> _Tâches à réaliser_:
- A) Répondez aux questions suivantes d'après le texte sur les maux des chômeurs :
(i) Quel montant d'allocation mensuelle est cité, et pour quelle durée ?
(ii) Selon l'auteur, d'où vient le mal-être des chômeurs ?
(iii) Par quoi la personne en fin de droit est-elle sauvée ?
- B) Indiquez si chacune des affirmations suivantes concorde avec le texte sur les maux des chômeurs :
(i) Le mal-être des chômeurs vient du fait d'être sans emploi.
(ii) Les médias présentent les chômeurs comme les effets de la crise.
(iii) Le contrat de dernière minute correspond aux désirs réels de la personne.
- C) Reprenez le texte sur les maux des chômeurs à la suite de sa dernière phrase.

> _Texte de l'exercice_:
"""
Articles Tendancieux/Les Torchons de Charles

Les Maux du Chômeurs

Cela en fera rire certains mais la situation des chômeurs et autres précaires évoluant tant bien que mal dans nos modernes sociétés n’est pas une situation que l’on peut qualifier de plaisante, confortable, bref facile.
Alors, certain diront: Attend gars, toucher 900 euros d’allocation par mois pendant six mois sans rien faire c’est carrément le pied ! Ou d’autre iront dans mon sens mais avec de fausses idées sur les causes du désespoir qui habite certains chômeur. Le mal être ne vient pas du fait d’être sans-emplois, mais plutôt du fait d’être considérer socialement comme défaillant. On nous laisse entendre que nous sommes responsables des difficultés financière du pays; par exemple, chaque jour on entend dire par les médias que nous sommes les effets de la crise, que nous sommes la représentation humaine de la déchéance proche qui menace les bonnes gens. C’est cette culpabilisation implicite qui amène les populations précaires à ce remettre en cause et à développer des complexes qui seront tant de futures barrières à leurs tentatives d’intégration à l’emploi. Une autre raison de notre mal-être est cette sensation de recommencer nos vies tous les 6 mois/1 ans. Effectivement, l’alternance entre les périodes de chômage et de travail est tellement régulière que l’on ce retrouve avec la sensation d’être seulement en sursis, sauvé par le contrat de dernière minute, contrat complètement éloigné des désirs réels de la personne en fin de droit mais qui lui offre la perspective de survivre encore quelques mois. Durant ce temps de répit économique (bien que souvent le salaires soit moins régulier que les alloc’) d’un travail le plus souvent rébarbatif, sans intérêt et socialement dégradant, on ne pense qu’à la suite des évènements  l’après fin de contrat qui, indubitablement mènera à une nouvelle période de chômage. Notre situation n’a pas changée, nous sommes toujours les mêmes êtres considérés comme inaptes à l’ascension sociale car bien trop de fois humiliés par ce statut de chômeur, de parasite dépendant des politiques sociale.
"""
Éléments répertoriés dans un jeu de données
"""
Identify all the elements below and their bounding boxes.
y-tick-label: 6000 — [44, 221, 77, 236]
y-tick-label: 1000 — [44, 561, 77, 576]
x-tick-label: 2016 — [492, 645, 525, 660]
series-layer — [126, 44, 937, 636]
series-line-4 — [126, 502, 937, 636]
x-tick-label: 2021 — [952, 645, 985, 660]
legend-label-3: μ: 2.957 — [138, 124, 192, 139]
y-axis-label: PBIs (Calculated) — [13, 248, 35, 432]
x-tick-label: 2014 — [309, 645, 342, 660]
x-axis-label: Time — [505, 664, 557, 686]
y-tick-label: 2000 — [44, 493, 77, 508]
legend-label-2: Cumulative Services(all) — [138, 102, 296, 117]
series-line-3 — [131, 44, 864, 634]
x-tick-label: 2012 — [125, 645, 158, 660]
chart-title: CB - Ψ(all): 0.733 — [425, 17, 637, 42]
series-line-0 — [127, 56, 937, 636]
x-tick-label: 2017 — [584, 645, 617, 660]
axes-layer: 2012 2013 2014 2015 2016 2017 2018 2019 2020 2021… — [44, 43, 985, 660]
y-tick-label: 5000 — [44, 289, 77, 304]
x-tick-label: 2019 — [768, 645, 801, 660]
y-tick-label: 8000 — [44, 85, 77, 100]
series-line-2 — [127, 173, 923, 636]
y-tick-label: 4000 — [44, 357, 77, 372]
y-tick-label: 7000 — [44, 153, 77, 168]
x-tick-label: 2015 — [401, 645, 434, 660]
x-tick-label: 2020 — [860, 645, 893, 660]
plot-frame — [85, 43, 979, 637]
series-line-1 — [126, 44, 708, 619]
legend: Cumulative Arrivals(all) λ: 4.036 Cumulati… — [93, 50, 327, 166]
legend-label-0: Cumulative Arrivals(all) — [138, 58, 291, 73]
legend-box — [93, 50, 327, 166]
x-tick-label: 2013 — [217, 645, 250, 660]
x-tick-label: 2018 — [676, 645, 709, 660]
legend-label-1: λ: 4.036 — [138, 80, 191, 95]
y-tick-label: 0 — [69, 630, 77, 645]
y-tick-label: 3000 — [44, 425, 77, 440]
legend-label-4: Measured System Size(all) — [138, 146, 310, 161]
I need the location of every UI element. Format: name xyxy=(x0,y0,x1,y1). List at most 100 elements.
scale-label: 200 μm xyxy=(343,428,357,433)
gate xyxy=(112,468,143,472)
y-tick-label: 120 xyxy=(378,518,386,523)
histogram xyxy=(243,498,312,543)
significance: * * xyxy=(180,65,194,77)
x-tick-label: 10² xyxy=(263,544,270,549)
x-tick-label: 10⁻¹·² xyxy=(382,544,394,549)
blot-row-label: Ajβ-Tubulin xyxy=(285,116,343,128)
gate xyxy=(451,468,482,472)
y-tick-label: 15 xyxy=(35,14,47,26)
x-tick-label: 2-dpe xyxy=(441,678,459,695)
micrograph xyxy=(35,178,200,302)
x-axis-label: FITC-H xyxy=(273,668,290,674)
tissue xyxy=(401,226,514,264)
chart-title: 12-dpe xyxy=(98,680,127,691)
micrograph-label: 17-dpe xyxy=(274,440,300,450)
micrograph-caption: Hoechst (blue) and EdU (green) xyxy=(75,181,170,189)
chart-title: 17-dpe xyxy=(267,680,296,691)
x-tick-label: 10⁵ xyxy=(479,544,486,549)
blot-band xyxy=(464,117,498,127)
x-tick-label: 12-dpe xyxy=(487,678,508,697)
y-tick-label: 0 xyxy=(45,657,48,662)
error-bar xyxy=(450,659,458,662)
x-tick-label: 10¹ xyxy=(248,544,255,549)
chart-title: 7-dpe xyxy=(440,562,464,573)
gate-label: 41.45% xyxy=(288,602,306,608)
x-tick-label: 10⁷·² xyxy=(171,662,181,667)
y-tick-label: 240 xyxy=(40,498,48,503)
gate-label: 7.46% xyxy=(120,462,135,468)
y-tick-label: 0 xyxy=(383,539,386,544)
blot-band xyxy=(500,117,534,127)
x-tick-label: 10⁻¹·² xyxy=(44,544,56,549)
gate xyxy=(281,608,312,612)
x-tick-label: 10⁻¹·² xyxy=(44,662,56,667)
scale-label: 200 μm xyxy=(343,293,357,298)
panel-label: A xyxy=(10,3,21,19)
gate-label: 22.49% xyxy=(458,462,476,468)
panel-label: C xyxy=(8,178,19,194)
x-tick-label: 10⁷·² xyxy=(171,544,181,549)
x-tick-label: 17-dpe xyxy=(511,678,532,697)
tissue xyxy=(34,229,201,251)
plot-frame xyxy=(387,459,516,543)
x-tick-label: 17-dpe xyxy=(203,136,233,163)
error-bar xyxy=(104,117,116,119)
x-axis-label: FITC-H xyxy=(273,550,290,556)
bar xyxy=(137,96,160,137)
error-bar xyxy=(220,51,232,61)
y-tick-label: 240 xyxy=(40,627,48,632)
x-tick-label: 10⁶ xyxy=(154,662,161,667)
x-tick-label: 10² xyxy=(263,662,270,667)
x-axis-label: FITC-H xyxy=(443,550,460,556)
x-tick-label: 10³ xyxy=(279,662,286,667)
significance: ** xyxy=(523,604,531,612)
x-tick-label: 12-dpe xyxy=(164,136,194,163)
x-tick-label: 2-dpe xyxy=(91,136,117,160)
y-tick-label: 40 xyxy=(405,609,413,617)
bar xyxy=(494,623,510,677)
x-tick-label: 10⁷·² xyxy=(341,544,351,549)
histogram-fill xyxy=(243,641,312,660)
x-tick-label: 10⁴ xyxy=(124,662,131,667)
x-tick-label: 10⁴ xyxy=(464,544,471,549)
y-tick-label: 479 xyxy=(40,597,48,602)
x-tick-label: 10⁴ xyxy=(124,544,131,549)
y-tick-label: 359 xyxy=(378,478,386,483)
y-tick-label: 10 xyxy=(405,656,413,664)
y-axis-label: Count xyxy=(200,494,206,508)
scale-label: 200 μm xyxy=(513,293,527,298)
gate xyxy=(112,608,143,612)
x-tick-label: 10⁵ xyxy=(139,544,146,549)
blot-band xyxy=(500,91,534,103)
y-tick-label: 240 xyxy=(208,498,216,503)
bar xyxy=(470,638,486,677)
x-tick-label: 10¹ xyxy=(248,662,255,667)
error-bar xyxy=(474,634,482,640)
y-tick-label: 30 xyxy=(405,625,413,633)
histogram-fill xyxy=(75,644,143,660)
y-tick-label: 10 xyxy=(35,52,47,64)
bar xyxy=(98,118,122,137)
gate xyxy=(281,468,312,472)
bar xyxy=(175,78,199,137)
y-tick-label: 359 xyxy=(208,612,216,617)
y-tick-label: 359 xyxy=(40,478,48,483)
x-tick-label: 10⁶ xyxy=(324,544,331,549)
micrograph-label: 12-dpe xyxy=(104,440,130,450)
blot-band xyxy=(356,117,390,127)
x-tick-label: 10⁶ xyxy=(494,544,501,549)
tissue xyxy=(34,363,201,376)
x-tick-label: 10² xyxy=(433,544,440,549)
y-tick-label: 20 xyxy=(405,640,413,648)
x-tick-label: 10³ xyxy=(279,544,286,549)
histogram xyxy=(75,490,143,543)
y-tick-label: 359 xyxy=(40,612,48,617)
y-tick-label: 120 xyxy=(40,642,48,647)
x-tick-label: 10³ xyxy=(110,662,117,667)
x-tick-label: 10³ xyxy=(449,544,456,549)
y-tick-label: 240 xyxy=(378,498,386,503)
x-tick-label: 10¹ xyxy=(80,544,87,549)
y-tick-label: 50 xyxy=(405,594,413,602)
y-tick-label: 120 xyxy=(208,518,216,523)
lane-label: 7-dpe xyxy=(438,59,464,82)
"""
> _Corrigé de l'exercice_:
- A)
(i) 900 euros par mois pendant six mois.
(ii) Du fait d'être considéré socialement comme défaillant.
(iii) Par le contrat de dernière minute.

- B)
(i) Non : « Le mal être ne vient pas du fait d’être sans-emplois »
(ii) Oui : « chaque jour on entend dire par les médias que nous sommes les effets de la crise »
(iii) Non : « contrat complètement éloigné des désirs réels de la personne en fin de droit »

- C)
Je le dit sans honte, je n’aime pas travailler. Je n’aime pas me lever à l’aube pour me diriger d’un pas lourd vers un lieu où rien ne m’intéresse, où mon esprit ne peut en aucun cas s’épanouir, entravé par des chaînes immatérielles que l’on appelle règles de bonne conduite en entreprise, règles servant un seul idéal : celui du profit. Je n’arrive pas à trouver de motivation dans les gestes répétitifs que j’opère sans me soucier des raisons (inexistantes de toute façon) qui me pousse à abîmer mon corps. L’argent ? La reconnaissance de mes pairs ? Faire parti du système ? Pourquoi ? Concrètement, en quoi ma vie sera t-elle meilleure avec 1000 euro par mois ?

Ce peu d’argent me servira pour manger, et dormir à l’abri, puis pour repartir travailler afin de payer mon logement qui m’est utile pour travailler, et puis, à soixante ans je pourrais profiter de mon temps pour soigner les maladies induites par une vie de salarié moyen, d’ouvrier précaire.                                                                             Je n’ai pas envie de vivre ça. Et je ne vois pas qui le voudrait sincèrement.

Quand vouloir vivre sa vie selon ses propres désirs devient un acte de révolte, un acte répréhensible, dangereux et amoral, alors l’insurrection devient le seul travail nécessaire.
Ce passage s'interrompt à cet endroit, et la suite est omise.